** Start **

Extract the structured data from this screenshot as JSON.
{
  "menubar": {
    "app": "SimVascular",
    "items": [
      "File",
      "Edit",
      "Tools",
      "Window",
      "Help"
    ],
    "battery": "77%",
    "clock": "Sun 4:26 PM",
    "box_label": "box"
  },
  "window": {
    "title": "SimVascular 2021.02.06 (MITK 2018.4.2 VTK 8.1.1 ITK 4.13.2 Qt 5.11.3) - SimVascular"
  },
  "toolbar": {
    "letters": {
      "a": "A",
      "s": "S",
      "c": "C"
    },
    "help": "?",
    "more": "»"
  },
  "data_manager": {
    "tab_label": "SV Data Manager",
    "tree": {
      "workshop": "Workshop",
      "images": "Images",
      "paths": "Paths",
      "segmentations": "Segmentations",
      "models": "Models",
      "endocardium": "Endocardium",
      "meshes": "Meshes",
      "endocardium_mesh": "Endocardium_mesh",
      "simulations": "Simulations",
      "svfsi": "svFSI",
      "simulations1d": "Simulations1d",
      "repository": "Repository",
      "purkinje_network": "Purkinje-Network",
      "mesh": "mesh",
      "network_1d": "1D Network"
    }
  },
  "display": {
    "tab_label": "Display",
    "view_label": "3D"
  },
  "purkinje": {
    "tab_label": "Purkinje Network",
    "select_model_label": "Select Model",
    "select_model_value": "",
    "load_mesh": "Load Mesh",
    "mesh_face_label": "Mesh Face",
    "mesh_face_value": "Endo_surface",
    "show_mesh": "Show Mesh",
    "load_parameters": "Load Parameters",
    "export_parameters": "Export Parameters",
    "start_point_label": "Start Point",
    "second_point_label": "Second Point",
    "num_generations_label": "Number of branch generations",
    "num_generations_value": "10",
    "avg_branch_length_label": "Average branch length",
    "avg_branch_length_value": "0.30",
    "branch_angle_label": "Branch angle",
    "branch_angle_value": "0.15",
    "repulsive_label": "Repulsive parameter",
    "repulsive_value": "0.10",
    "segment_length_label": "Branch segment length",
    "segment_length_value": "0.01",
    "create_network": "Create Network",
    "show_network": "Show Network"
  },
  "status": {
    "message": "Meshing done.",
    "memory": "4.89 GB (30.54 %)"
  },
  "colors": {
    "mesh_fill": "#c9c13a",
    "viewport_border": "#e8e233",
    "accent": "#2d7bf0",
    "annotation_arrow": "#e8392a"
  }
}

** End **

## The problem
Please list every line of the records that contains "Show".

## Correct response
    "show_mesh": "Show Mesh",
    "show_network": "Show Network"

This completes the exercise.